■ **Listed entries**:
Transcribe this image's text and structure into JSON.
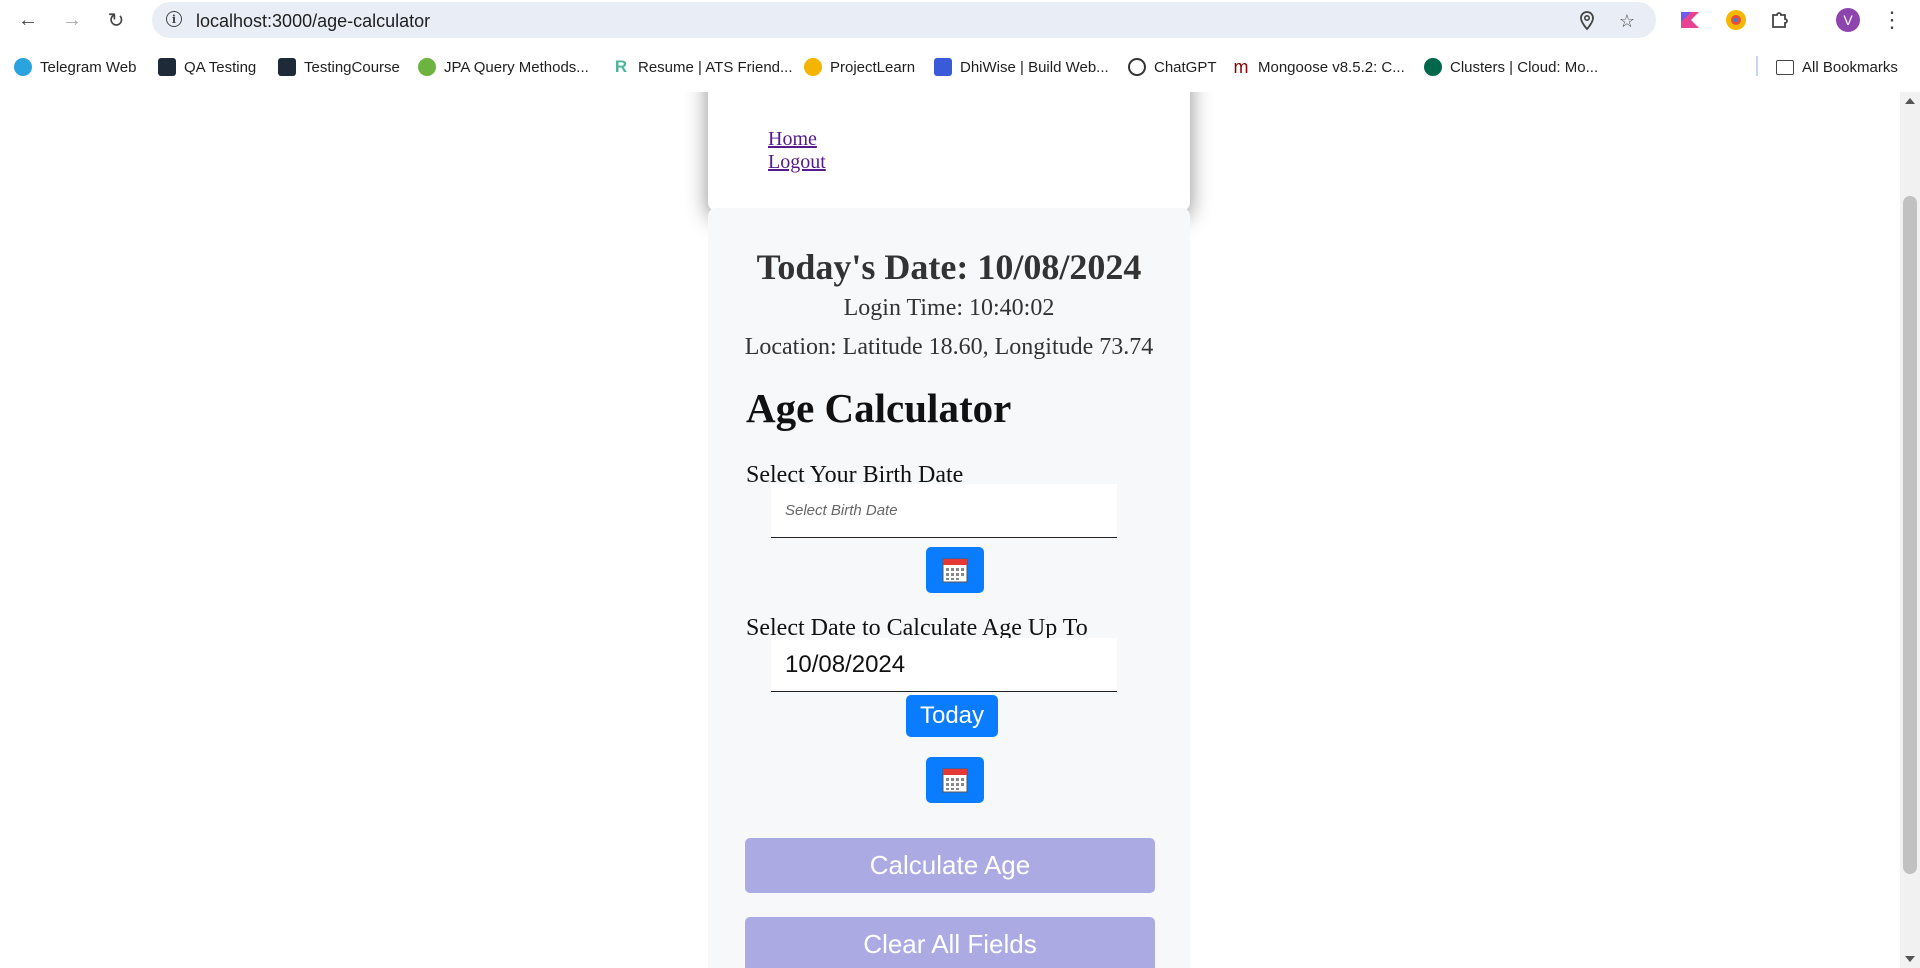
{
  "browser": {
    "url": "localhost:3000/age-calculator",
    "avatar_letter": "V",
    "bookmarks": [
      {
        "label": "Telegram Web",
        "color": "#2aa3df"
      },
      {
        "label": "QA Testing",
        "color": "#1e2a38"
      },
      {
        "label": "TestingCourse",
        "color": "#1e2a38"
      },
      {
        "label": "JPA Query Methods...",
        "color": "#6db33f"
      },
      {
        "label": "Resume | ATS Friend...",
        "color": "#4fb59a"
      },
      {
        "label": "ProjectLearn",
        "color": "#f4b400"
      },
      {
        "label": "DhiWise | Build Web...",
        "color": "#3a5bd9"
      },
      {
        "label": "ChatGPT",
        "color": "#333333"
      },
      {
        "label": "Mongoose v8.5.2: C...",
        "color": "#880000"
      },
      {
        "label": "Clusters | Cloud: Mo...",
        "color": "#00684a"
      }
    ],
    "all_bookmarks_label": "All Bookmarks"
  },
  "nav": {
    "home_label": "Home",
    "logout_label": "Logout"
  },
  "info": {
    "todays_date": "Today's Date: 10/08/2024",
    "login_time": "Login Time: 10:40:02",
    "location": "Location: Latitude 18.60, Longitude 73.74"
  },
  "calculator": {
    "heading": "Age Calculator",
    "birth_label": "Select Your Birth Date",
    "birth_placeholder": "Select Birth Date",
    "birth_value": "",
    "upto_label": "Select Date to Calculate Age Up To",
    "upto_value": "10/08/2024",
    "today_button": "Today",
    "calculate_button": "Calculate Age",
    "clear_button": "Clear All Fields"
  },
  "colors": {
    "primary_blue": "#0a7cff",
    "disabled_purple": "#abaae3",
    "link_visited": "#551a8b"
  }
}
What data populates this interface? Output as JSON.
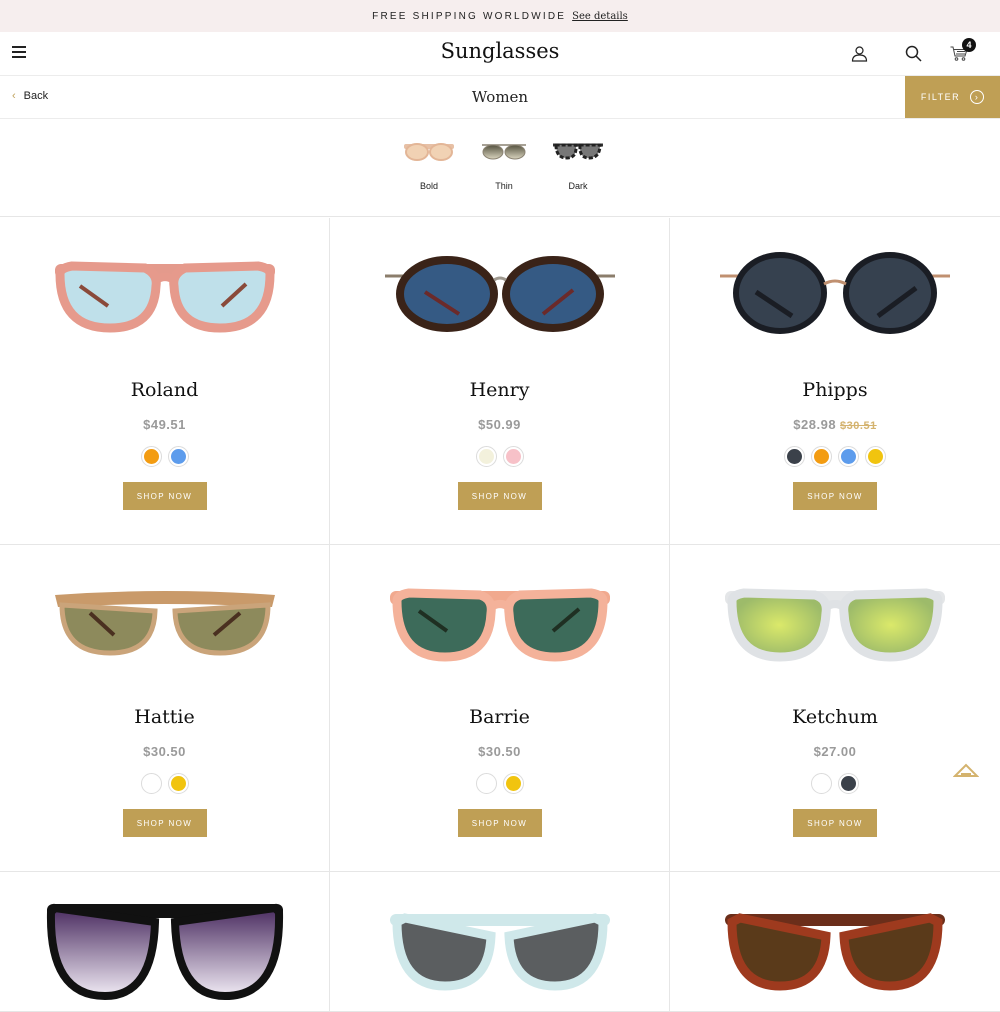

■ **Given instruction**: Every line of text is to be repeated exactly; pictures are left out.

■ **Result of the exercise**:
Transcribe this image's text and structure into JSON.
{
  "browser": {
    "url": "localhost:3000/age-calculator",
    "avatar_letter": "V",
    "bookmarks": [
      {
        "label": "Telegram Web",
        "color": "#2aa3df"
      },
      {
        "label": "QA Testing",
        "color": "#1e2a38"
      },
      {
        "label": "TestingCourse",
        "color": "#1e2a38"
      },
      {
        "label": "JPA Query Methods...",
        "color": "#6db33f"
      },
      {
        "label": "Resume | ATS Friend...",
        "color": "#4fb59a"
      },
      {
        "label": "ProjectLearn",
        "color": "#f4b400"
      },
      {
        "label": "DhiWise | Build Web...",
        "color": "#3a5bd9"
      },
      {
        "label": "ChatGPT",
        "color": "#333333"
      },
      {
        "label": "Mongoose v8.5.2: C...",
        "color": "#880000"
      },
      {
        "label": "Clusters | Cloud: Mo...",
        "color": "#00684a"
      }
    ],
    "all_bookmarks_label": "All Bookmarks"
  },
  "nav": {
    "home_label": "Home",
    "logout_label": "Logout"
  },
  "info": {
    "todays_date": "Today's Date: 10/08/2024",
    "login_time": "Login Time: 10:40:02",
    "location": "Location: Latitude 18.60, Longitude 73.74"
  },
  "calculator": {
    "heading": "Age Calculator",
    "birth_label": "Select Your Birth Date",
    "birth_placeholder": "Select Birth Date",
    "birth_value": "",
    "upto_label": "Select Date to Calculate Age Up To",
    "upto_value": "10/08/2024",
    "today_button": "Today",
    "calculate_button": "Calculate Age",
    "clear_button": "Clear All Fields"
  },
  "colors": {
    "primary_blue": "#0a7cff",
    "disabled_purple": "#abaae3",
    "link_visited": "#551a8b"
  }
}
What data populates this interface? Output as JSON.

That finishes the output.